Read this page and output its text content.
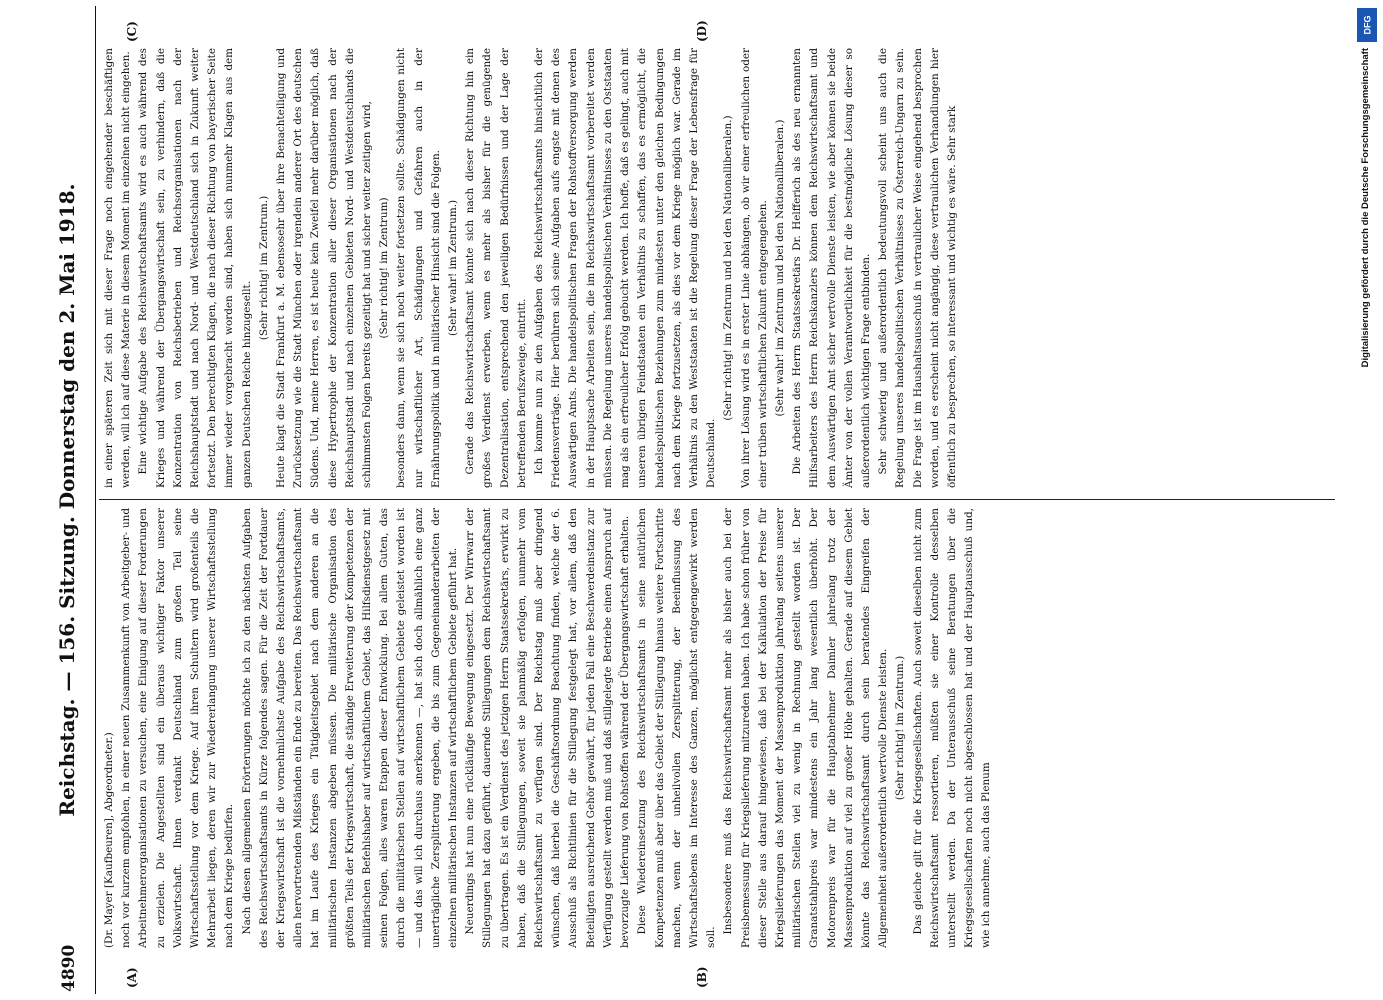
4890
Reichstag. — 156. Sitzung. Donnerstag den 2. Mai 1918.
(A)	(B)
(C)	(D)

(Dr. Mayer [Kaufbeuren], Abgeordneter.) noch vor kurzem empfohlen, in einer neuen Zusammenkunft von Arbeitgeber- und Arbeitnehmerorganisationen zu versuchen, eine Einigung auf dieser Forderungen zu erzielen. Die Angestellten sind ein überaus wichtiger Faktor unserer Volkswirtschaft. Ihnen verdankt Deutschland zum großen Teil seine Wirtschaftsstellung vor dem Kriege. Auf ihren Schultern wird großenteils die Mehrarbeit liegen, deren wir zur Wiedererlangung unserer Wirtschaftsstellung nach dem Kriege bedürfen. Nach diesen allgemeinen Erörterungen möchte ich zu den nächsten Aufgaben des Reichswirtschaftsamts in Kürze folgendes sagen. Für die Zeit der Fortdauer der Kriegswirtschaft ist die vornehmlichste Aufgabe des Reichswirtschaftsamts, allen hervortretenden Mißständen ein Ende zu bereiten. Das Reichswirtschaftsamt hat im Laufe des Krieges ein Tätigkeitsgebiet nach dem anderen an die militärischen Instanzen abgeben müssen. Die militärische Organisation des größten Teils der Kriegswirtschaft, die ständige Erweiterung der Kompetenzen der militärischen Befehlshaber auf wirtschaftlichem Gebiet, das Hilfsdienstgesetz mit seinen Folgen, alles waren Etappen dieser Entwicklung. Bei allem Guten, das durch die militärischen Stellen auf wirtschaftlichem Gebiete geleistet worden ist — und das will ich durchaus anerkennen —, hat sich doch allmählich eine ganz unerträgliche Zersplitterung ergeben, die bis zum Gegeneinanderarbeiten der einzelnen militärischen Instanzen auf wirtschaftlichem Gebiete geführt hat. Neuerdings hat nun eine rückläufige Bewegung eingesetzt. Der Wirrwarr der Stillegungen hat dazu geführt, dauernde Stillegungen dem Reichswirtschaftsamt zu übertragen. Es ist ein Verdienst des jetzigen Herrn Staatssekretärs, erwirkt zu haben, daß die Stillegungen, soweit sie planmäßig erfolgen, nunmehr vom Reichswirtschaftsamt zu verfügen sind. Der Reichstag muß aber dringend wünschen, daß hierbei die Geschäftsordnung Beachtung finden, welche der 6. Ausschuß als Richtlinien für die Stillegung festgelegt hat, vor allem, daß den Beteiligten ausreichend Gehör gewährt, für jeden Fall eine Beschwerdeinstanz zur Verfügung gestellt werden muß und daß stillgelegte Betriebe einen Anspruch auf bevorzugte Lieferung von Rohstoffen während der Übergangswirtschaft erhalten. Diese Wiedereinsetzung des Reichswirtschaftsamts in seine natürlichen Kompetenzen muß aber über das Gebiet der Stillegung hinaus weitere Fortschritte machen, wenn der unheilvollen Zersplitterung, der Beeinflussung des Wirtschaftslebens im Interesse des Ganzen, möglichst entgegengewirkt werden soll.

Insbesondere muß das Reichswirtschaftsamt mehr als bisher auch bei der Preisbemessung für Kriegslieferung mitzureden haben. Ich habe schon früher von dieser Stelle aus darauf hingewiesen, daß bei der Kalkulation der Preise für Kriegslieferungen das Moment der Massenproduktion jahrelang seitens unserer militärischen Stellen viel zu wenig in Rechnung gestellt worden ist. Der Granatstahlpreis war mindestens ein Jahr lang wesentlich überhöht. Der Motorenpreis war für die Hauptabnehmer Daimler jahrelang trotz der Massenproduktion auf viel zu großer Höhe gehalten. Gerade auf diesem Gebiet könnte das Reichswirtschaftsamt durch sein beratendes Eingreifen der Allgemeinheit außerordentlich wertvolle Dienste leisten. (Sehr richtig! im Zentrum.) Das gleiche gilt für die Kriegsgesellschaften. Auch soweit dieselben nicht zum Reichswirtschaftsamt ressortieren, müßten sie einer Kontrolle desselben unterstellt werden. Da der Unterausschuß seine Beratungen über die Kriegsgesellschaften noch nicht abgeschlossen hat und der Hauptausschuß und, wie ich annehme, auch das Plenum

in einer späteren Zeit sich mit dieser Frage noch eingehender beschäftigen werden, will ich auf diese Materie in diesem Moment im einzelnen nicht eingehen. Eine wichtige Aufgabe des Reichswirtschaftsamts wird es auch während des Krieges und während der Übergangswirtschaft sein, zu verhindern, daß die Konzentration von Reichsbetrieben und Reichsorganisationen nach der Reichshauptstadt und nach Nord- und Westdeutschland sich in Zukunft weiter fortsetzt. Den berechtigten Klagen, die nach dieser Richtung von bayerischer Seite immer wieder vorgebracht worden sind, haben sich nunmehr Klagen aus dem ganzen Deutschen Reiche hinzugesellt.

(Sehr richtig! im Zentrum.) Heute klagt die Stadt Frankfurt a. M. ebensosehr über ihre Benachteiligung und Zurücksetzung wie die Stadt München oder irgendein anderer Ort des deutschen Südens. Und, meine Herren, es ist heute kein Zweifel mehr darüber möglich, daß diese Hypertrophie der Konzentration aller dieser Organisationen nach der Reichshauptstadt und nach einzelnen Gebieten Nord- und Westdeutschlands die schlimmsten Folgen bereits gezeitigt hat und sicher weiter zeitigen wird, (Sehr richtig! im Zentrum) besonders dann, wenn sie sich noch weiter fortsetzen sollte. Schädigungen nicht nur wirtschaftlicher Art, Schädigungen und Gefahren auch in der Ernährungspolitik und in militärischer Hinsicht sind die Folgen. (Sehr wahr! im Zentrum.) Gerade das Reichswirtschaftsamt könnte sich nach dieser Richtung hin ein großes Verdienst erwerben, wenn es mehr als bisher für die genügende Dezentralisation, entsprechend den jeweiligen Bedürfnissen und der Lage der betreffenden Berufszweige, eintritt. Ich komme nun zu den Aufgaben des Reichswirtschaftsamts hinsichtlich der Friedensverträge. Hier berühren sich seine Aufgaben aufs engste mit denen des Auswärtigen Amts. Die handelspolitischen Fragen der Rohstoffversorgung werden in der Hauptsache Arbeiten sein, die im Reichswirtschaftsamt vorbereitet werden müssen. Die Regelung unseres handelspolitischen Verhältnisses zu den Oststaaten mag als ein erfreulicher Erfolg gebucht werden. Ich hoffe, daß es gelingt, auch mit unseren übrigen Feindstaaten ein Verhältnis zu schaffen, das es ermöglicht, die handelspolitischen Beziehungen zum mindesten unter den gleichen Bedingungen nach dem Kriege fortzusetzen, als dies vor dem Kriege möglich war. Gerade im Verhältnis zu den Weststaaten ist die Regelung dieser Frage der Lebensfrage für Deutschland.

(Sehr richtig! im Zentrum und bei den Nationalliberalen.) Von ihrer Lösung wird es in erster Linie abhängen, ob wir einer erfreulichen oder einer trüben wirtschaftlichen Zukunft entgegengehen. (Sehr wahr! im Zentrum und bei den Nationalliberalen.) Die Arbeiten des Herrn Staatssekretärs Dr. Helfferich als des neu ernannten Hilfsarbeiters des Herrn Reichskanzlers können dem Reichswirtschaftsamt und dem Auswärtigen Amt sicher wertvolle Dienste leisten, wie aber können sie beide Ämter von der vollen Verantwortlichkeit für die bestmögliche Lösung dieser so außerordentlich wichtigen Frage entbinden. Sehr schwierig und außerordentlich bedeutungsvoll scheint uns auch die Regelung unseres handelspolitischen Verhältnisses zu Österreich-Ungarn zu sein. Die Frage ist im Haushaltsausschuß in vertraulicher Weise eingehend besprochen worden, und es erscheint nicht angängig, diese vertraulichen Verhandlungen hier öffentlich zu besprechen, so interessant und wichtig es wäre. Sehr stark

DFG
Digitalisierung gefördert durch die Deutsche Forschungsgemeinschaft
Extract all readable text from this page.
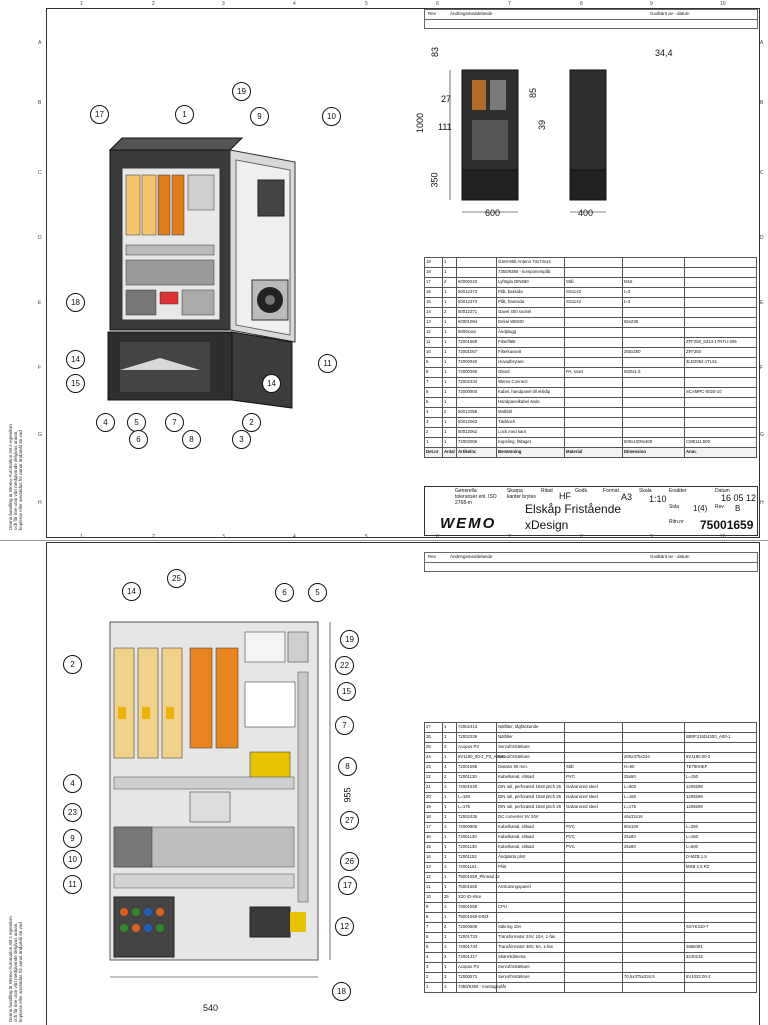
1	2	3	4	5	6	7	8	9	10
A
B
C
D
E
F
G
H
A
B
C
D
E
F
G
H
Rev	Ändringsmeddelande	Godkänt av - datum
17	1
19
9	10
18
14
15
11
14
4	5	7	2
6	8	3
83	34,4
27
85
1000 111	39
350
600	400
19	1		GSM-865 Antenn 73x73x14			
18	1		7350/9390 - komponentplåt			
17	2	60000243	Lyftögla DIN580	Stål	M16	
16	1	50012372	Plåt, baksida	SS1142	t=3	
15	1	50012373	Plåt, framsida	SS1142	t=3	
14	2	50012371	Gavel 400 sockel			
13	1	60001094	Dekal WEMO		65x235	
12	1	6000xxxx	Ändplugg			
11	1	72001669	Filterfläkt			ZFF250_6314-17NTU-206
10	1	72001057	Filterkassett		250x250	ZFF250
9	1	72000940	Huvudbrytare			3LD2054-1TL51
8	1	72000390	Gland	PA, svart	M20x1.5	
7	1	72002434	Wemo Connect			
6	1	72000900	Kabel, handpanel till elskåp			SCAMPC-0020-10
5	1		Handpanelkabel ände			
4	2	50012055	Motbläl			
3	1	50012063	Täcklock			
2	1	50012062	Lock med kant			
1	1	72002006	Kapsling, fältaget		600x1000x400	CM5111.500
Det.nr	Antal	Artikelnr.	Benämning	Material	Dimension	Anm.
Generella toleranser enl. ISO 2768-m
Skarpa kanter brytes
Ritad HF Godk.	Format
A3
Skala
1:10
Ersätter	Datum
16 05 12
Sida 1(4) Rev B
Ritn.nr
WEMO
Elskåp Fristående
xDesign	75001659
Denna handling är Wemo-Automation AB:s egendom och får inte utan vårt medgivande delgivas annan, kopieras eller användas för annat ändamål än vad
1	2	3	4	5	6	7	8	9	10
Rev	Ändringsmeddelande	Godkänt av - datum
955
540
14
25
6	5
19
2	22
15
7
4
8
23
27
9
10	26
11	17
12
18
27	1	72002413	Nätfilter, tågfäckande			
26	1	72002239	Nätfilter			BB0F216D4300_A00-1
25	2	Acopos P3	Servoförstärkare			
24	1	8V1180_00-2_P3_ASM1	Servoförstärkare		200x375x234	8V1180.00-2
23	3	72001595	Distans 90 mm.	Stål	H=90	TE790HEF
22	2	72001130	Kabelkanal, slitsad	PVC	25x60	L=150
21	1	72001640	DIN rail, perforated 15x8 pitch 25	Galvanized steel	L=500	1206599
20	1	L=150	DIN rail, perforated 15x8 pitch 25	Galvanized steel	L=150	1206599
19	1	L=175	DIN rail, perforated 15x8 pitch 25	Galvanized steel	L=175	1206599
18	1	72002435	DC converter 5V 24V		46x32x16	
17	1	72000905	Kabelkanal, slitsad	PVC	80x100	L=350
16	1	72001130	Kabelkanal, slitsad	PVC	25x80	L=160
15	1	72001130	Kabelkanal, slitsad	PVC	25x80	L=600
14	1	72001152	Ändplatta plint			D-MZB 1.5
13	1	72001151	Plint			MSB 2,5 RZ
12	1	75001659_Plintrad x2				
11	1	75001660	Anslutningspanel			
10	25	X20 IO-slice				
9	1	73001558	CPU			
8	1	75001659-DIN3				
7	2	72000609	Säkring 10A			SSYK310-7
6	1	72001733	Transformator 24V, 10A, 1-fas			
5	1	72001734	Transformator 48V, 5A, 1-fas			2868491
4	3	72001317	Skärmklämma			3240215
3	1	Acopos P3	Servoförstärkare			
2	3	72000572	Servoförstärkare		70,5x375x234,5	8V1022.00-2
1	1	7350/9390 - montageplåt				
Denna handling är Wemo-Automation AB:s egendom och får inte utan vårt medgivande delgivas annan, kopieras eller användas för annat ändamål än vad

----

**Written request**
Your task is to pick out every line with the string "rail" and copy it.

**Exercise answer**
21	1	72001640	DIN rail, perforated 15x8 pitch 25	Galvanized steel	L=500	1206599
20	1	L=150	DIN rail, perforated 15x8 pitch 25	Galvanized steel	L=150	1206599
19	1	L=175	DIN rail, perforated 15x8 pitch 25	Galvanized steel	L=175	1206599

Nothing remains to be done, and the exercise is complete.